Stored data entries

++++++++

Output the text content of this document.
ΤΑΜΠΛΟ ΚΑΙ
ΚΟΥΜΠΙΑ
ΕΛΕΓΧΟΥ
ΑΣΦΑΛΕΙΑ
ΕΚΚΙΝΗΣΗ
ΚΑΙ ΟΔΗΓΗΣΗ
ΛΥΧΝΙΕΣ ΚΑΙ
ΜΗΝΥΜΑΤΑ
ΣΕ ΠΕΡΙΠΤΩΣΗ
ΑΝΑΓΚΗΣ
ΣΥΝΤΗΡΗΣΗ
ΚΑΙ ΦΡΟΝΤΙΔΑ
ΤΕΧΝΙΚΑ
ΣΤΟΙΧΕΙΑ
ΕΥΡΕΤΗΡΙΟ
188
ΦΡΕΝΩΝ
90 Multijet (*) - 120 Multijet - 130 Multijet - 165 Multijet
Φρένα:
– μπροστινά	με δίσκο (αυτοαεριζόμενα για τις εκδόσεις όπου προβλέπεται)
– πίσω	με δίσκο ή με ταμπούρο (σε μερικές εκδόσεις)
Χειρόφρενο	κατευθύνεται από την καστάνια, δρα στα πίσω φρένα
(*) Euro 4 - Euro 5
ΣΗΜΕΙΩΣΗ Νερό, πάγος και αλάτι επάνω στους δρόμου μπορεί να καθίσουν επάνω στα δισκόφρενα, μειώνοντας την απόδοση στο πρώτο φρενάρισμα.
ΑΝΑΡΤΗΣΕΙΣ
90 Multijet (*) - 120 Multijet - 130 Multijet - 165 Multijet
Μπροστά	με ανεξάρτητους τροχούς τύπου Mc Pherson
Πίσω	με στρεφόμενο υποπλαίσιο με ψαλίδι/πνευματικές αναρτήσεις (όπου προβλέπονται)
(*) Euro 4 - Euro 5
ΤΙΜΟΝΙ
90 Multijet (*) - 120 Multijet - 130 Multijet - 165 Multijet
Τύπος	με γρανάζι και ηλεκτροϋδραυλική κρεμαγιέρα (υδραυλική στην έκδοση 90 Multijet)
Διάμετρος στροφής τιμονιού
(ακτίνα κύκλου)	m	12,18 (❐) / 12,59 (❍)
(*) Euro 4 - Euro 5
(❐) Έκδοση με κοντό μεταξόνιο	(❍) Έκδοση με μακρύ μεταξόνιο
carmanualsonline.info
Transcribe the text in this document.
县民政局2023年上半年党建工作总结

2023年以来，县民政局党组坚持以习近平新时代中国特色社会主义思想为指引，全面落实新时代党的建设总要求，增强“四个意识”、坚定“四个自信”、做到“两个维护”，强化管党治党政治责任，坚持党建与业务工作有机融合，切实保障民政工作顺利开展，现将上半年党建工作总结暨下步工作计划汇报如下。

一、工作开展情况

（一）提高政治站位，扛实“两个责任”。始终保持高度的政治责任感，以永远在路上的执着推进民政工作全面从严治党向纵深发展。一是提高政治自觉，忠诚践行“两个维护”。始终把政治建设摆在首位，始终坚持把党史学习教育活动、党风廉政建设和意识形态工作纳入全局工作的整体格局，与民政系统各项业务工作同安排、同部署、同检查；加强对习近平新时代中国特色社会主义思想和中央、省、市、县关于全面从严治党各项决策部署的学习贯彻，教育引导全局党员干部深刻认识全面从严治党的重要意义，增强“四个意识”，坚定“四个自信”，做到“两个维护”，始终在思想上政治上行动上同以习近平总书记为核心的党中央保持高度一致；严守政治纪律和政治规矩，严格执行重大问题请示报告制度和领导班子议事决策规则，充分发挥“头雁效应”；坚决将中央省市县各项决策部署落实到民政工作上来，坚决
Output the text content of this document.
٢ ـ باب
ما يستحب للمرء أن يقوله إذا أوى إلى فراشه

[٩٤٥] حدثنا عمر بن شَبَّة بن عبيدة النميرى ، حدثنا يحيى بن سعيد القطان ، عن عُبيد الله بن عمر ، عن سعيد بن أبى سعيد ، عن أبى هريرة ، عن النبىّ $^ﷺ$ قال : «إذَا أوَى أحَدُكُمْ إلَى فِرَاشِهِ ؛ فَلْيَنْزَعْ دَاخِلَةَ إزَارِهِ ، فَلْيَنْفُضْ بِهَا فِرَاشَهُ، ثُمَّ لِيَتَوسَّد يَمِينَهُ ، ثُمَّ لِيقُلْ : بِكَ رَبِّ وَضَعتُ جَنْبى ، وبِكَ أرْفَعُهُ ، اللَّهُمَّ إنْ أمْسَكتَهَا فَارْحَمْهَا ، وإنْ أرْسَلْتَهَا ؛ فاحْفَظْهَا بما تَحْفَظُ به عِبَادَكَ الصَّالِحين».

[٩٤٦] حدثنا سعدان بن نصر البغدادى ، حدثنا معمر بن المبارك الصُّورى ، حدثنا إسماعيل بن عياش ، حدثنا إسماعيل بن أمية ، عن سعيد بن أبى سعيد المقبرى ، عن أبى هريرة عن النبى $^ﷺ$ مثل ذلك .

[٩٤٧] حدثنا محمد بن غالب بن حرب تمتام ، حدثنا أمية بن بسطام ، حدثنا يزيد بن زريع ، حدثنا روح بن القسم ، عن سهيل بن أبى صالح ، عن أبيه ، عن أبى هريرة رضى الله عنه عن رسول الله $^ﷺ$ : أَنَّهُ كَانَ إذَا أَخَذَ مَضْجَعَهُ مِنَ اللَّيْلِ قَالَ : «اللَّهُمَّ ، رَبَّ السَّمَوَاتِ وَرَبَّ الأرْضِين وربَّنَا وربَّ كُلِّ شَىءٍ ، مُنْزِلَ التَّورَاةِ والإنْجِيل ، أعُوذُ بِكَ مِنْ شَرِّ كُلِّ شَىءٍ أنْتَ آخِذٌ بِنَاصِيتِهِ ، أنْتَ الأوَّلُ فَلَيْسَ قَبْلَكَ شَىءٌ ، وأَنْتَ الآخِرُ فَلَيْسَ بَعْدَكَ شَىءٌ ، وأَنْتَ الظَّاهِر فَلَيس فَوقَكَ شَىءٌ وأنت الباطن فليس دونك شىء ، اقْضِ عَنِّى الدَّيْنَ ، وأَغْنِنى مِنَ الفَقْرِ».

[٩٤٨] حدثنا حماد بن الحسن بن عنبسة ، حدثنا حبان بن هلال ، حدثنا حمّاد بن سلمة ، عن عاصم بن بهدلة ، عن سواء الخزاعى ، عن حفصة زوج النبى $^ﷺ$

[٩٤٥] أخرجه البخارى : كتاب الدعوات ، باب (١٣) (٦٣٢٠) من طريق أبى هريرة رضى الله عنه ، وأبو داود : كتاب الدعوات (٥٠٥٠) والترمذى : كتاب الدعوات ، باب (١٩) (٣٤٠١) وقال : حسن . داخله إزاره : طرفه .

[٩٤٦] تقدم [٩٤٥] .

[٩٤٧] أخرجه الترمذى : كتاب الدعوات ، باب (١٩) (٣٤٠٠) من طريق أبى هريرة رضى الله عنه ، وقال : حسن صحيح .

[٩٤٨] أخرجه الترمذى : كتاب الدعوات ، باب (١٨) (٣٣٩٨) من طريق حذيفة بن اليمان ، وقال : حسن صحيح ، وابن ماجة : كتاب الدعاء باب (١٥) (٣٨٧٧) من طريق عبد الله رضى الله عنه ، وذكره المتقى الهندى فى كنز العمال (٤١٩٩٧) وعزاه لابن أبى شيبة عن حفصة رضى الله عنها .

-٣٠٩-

++++++++

* The task: Search the entries for the word "حفصة", then gather every line that has it.

* Full answer:
[٩٤٨] حدثنا حماد بن الحسن بن عنبسة ، حدثنا حبان بن هلال ، حدثنا حمّاد بن سلمة ، عن عاصم بن بهدلة ، عن سواء الخزاعى ، عن حفصة زوج النبى $^ﷺ$
[٩٤٨] أخرجه الترمذى : كتاب الدعوات ، باب (١٨) (٣٣٩٨) من طريق حذيفة بن اليمان ، وقال : حسن صحيح ، وابن ماجة : كتاب الدعاء باب (١٥) (٣٨٧٧) من طريق عبد الله رضى الله عنه ، وذكره المتقى الهندى فى كنز العمال (٤١٩٩٧) وعزاه لابن أبى شيبة عن حفصة رضى الله عنها .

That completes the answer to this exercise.